*Exercise directions*
Your task is to gather the lines below that hold the string "الحديث".

Collected data entries
•••••
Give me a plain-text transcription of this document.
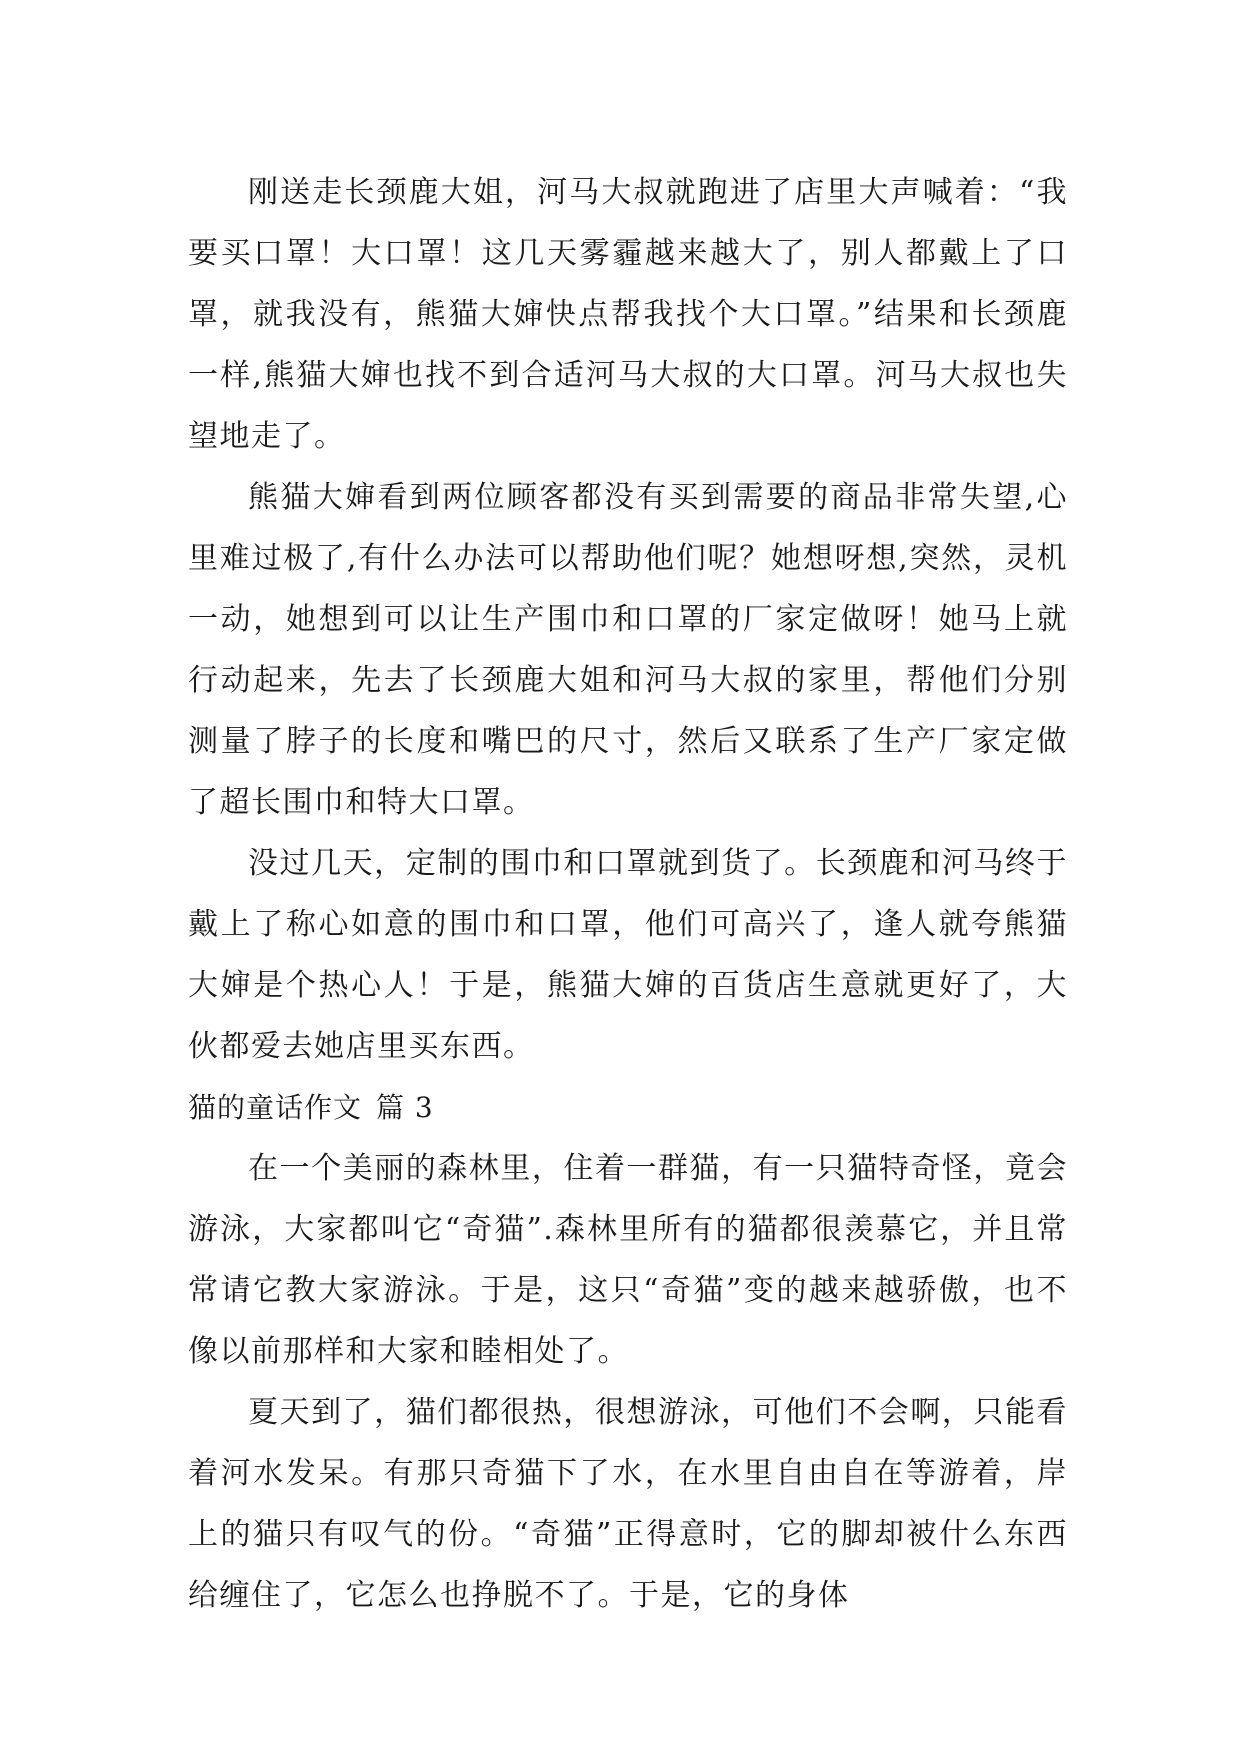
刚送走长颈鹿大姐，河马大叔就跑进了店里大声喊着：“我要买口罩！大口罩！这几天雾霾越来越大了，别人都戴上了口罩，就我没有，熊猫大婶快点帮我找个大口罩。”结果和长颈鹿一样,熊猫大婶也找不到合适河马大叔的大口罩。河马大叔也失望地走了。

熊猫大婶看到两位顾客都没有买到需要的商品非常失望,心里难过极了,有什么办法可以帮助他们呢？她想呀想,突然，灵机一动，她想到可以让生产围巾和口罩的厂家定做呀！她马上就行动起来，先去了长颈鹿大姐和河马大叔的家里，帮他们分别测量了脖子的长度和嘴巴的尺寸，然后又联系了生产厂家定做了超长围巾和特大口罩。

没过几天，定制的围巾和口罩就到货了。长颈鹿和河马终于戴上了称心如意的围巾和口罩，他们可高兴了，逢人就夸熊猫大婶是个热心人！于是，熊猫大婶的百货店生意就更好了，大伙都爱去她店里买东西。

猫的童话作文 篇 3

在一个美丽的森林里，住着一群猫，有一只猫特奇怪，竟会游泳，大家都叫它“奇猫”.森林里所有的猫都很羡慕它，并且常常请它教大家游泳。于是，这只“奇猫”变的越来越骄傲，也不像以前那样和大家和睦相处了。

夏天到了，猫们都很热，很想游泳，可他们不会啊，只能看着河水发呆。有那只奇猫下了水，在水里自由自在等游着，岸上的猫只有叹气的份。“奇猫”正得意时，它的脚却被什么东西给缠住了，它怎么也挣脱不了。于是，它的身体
•••••
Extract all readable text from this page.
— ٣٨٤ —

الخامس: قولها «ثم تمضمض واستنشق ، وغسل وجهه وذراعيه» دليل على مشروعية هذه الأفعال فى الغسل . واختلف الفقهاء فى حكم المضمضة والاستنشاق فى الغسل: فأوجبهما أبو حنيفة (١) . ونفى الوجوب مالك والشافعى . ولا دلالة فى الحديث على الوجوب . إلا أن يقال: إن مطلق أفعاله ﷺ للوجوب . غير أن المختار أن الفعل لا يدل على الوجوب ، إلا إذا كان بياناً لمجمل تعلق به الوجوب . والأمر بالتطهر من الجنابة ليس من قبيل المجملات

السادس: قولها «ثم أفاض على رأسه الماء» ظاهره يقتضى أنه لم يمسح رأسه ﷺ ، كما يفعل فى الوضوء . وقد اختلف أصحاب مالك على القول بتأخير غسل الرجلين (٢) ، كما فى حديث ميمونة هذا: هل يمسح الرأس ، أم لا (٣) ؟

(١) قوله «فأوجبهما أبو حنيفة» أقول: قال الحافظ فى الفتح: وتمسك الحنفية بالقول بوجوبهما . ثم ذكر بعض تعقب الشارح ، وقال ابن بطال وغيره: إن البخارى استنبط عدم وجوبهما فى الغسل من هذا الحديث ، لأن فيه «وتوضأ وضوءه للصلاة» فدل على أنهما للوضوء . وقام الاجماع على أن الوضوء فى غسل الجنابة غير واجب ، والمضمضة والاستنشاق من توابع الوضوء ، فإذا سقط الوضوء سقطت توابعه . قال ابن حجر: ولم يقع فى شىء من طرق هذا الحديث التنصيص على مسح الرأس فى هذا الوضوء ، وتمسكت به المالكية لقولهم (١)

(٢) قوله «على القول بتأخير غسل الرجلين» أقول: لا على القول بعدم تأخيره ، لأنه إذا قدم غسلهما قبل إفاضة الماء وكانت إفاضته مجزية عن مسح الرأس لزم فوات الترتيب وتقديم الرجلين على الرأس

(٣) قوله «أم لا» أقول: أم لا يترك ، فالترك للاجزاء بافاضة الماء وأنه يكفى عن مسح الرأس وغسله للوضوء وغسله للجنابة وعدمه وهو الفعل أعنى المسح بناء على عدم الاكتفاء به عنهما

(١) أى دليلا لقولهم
•••••
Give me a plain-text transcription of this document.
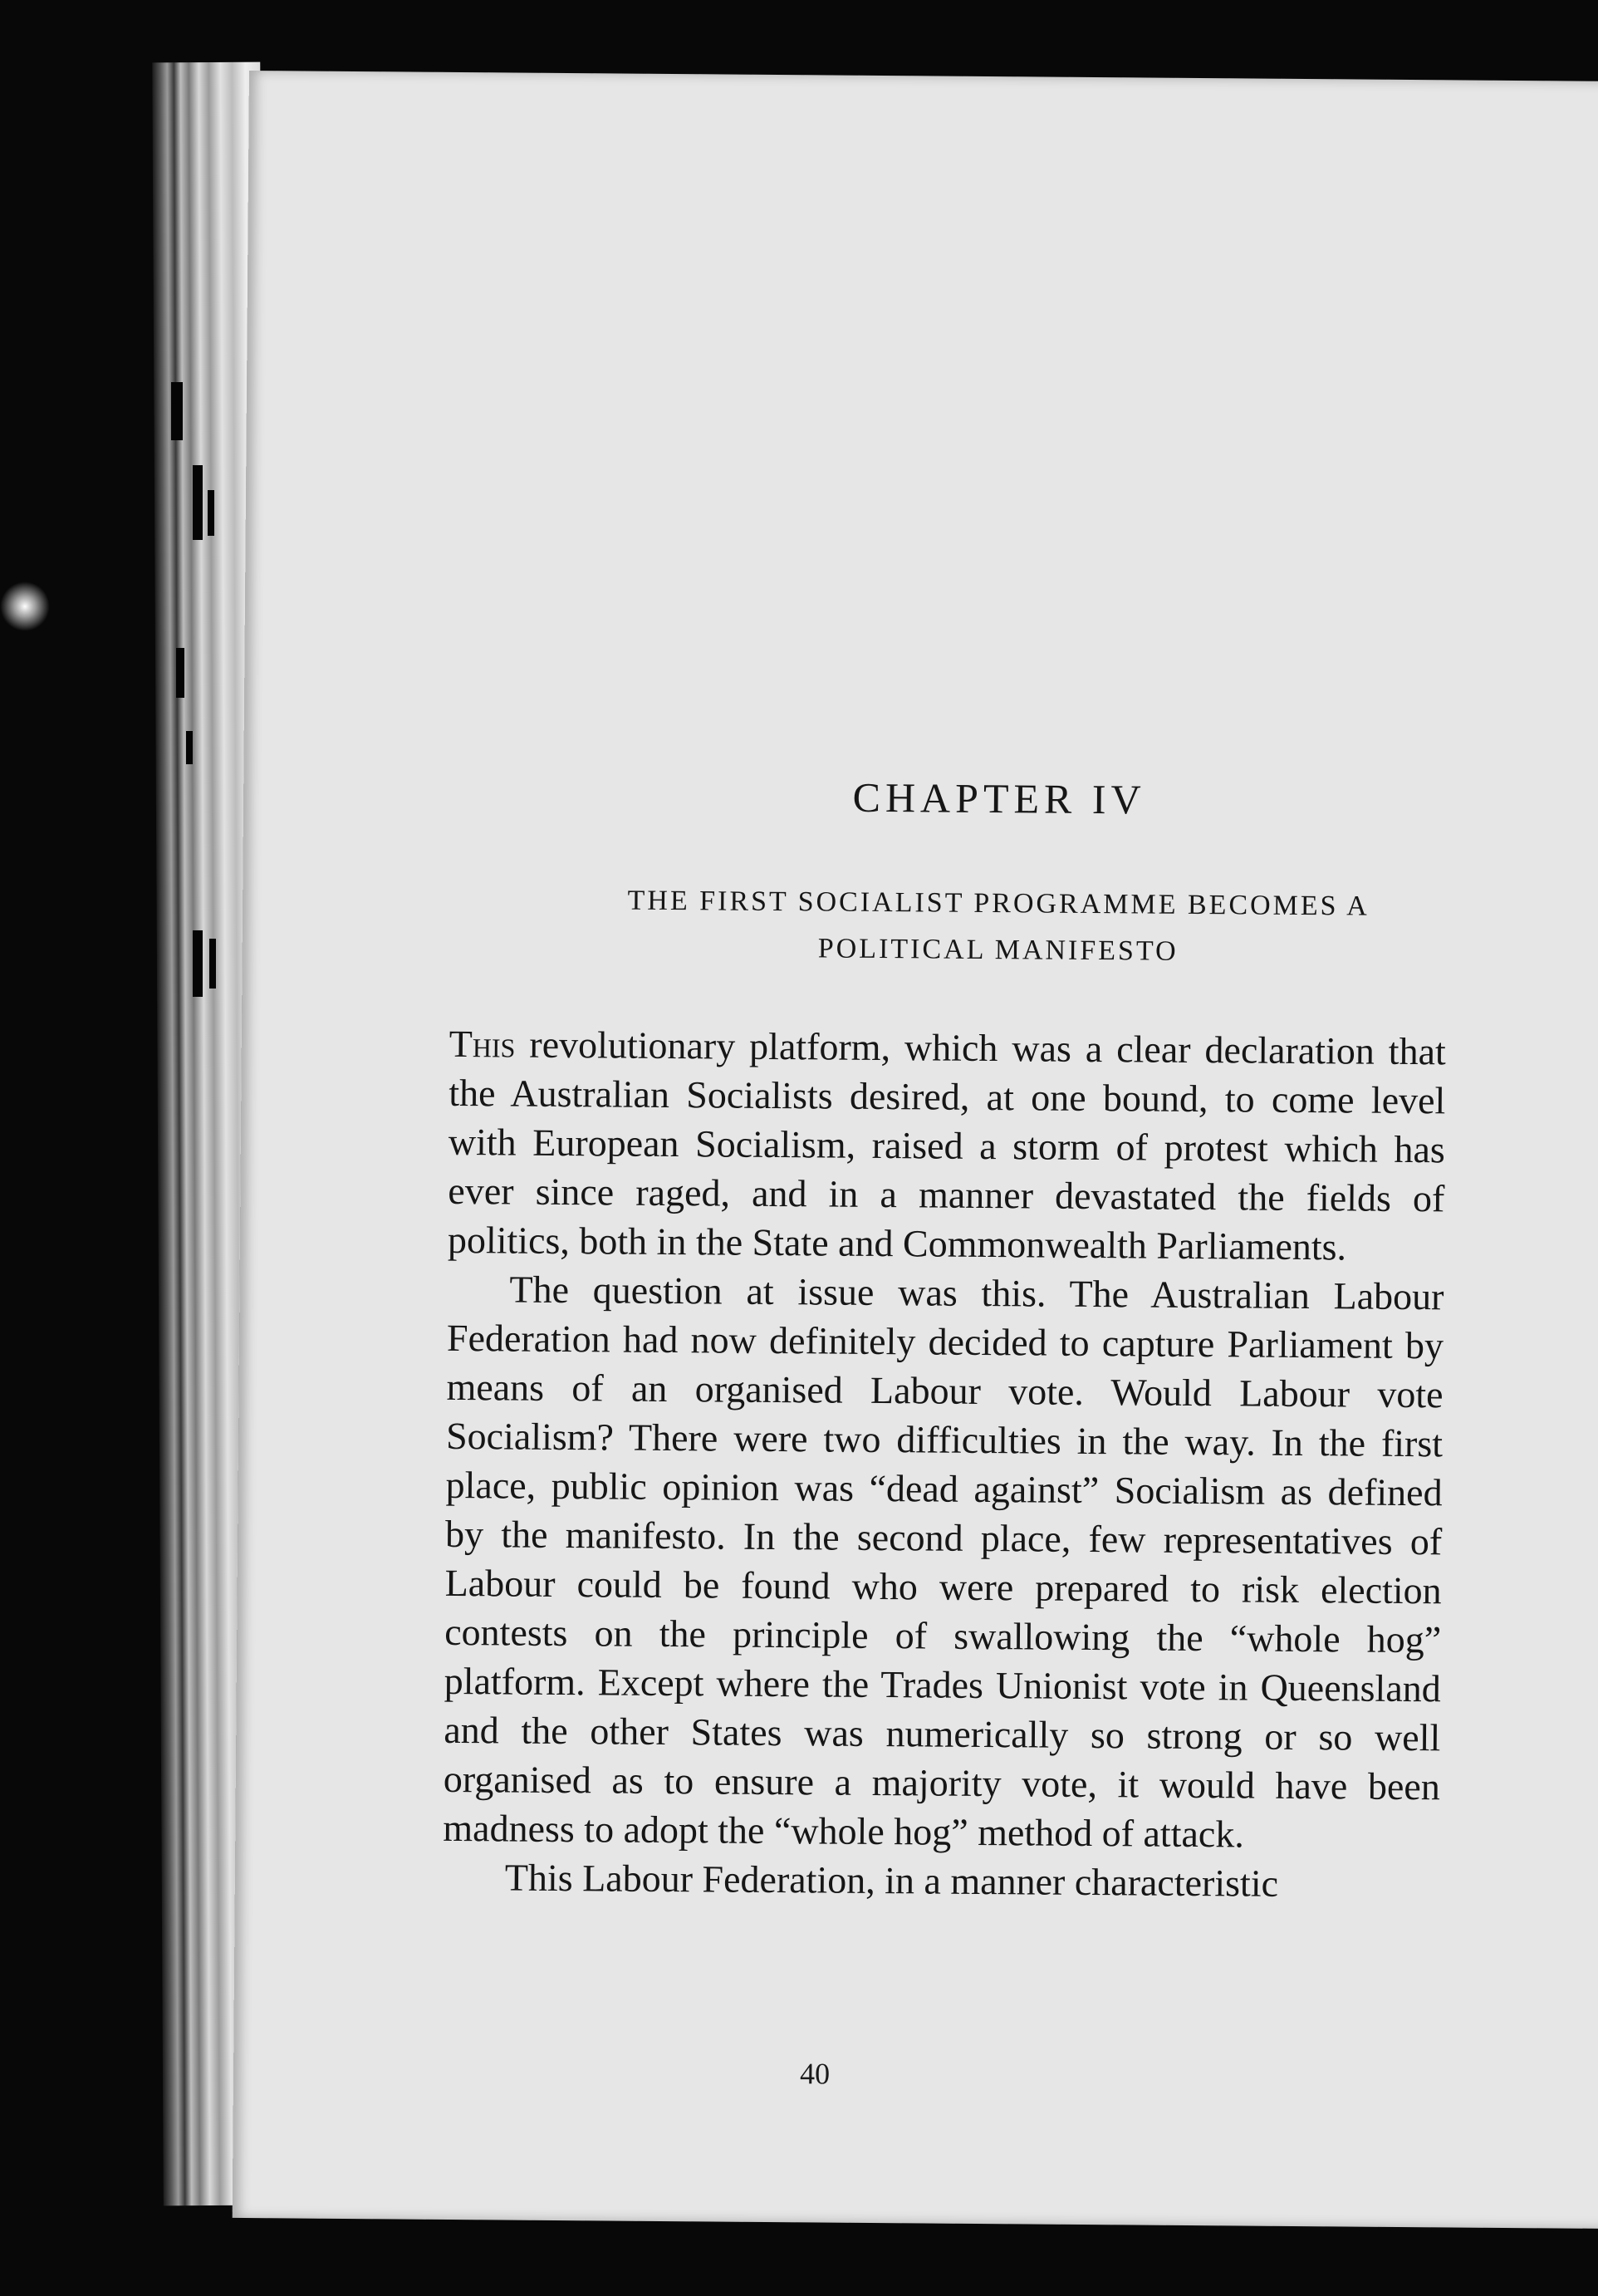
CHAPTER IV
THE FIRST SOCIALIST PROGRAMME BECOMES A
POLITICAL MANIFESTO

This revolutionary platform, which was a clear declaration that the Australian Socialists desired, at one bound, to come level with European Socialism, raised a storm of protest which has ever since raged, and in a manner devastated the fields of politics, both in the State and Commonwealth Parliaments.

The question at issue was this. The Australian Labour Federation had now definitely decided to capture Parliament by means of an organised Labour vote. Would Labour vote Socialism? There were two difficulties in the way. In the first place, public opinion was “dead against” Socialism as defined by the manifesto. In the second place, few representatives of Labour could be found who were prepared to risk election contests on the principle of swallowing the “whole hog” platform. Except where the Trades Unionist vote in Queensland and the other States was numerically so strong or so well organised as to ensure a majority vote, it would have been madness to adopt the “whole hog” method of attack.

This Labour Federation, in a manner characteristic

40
•••••
*Solution for this problem*
الخامس: قولها «ثم تمضمض واستنشق ، وغسل وجهه وذراعيه» دليل على مشروعية هذه الأفعال فى الغسل . واختلف الفقهاء فى حكم المضمضة والاستنشاق فى الغسل: فأوجبهما أبو حنيفة (١) . ونفى الوجوب مالك والشافعى . ولا دلالة فى الحديث على الوجوب . إلا أن يقال: إن مطلق أفعاله ﷺ للوجوب . غير أن المختار أن الفعل لا يدل على الوجوب ، إلا إذا كان بياناً لمجمل تعلق به الوجوب . والأمر بالتطهر من الجنابة ليس من قبيل المجملات
(١) قوله «فأوجبهما أبو حنيفة» أقول: قال الحافظ فى الفتح: وتمسك الحنفية بالقول بوجوبهما . ثم ذكر بعض تعقب الشارح ، وقال ابن بطال وغيره: إن البخارى استنبط عدم وجوبهما فى الغسل من هذا الحديث ، لأن فيه «وتوضأ وضوءه للصلاة» فدل على أنهما للوضوء . وقام الاجماع على أن الوضوء فى غسل الجنابة غير واجب ، والمضمضة والاستنشاق من توابع الوضوء ، فإذا سقط الوضوء سقطت توابعه . قال ابن حجر: ولم يقع فى شىء من طرق هذا الحديث التنصيص على مسح الرأس فى هذا الوضوء ، وتمسكت به المالكية لقولهم (١)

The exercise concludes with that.